------ Supplied records

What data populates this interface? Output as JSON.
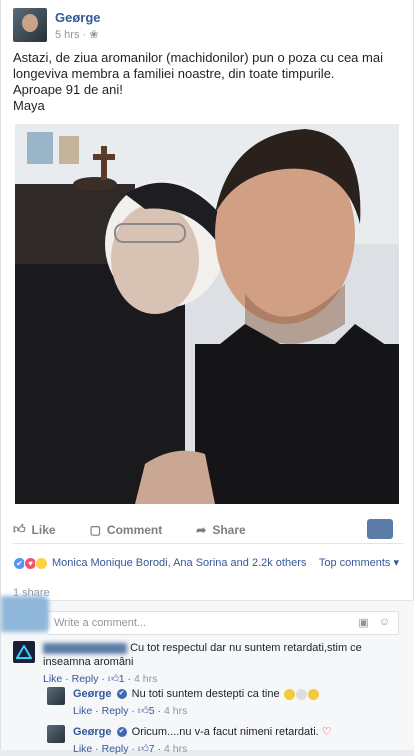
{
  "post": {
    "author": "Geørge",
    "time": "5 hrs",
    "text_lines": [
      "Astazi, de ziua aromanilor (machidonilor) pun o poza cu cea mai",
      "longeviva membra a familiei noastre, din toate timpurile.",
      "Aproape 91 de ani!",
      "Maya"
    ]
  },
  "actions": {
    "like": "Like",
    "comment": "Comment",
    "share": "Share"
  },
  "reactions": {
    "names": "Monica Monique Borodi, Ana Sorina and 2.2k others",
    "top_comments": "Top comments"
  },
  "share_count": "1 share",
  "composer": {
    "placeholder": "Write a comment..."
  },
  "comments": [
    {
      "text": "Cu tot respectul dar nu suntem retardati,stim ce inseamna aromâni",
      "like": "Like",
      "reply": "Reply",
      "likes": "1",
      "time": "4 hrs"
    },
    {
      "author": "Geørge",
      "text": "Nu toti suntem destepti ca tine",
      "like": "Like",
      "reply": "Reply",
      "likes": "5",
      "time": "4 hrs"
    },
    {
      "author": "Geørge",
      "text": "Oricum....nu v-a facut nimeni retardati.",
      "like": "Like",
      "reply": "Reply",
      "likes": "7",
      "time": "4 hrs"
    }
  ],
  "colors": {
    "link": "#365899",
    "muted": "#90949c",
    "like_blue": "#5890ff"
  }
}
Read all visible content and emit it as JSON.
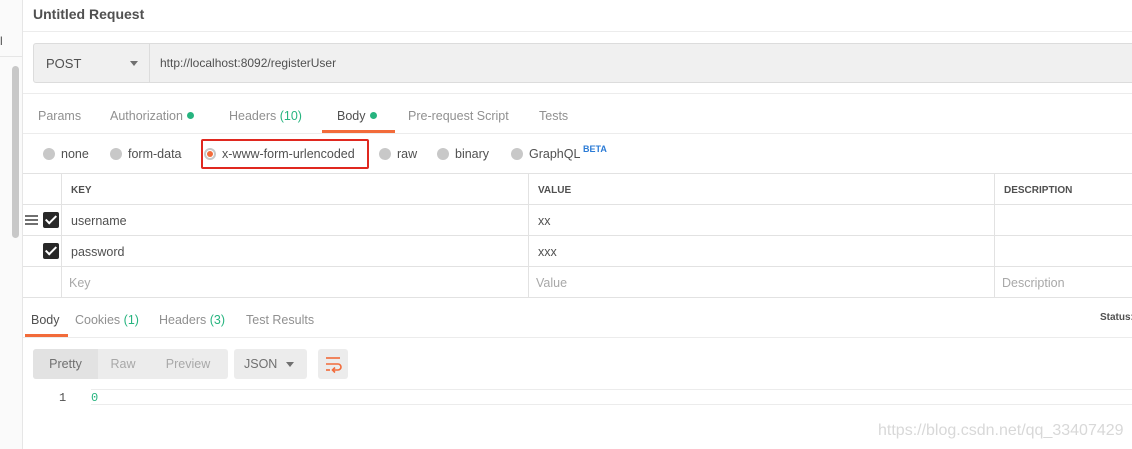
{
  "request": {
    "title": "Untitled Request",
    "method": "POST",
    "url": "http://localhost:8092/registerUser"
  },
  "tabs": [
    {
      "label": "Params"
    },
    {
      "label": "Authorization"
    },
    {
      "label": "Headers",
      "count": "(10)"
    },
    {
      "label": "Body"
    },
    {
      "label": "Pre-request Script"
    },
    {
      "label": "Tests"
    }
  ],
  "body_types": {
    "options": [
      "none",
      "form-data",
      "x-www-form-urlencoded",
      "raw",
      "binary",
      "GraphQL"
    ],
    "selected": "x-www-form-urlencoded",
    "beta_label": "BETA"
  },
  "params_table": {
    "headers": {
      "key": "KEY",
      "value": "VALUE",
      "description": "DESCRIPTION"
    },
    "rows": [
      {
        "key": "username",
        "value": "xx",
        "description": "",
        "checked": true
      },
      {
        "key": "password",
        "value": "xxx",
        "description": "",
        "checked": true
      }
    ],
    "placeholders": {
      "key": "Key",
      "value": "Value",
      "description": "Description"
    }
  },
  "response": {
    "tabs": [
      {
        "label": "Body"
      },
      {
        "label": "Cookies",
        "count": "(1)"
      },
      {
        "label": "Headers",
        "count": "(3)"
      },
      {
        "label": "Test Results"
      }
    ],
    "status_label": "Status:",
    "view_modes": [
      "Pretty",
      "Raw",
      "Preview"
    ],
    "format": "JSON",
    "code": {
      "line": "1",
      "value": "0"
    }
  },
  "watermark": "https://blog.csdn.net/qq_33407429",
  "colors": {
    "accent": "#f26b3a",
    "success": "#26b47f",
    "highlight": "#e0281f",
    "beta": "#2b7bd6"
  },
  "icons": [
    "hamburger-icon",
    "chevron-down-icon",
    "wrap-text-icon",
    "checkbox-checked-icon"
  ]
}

------------

Within the entries above, report how many lines include "data", and keep the answer to the number.

2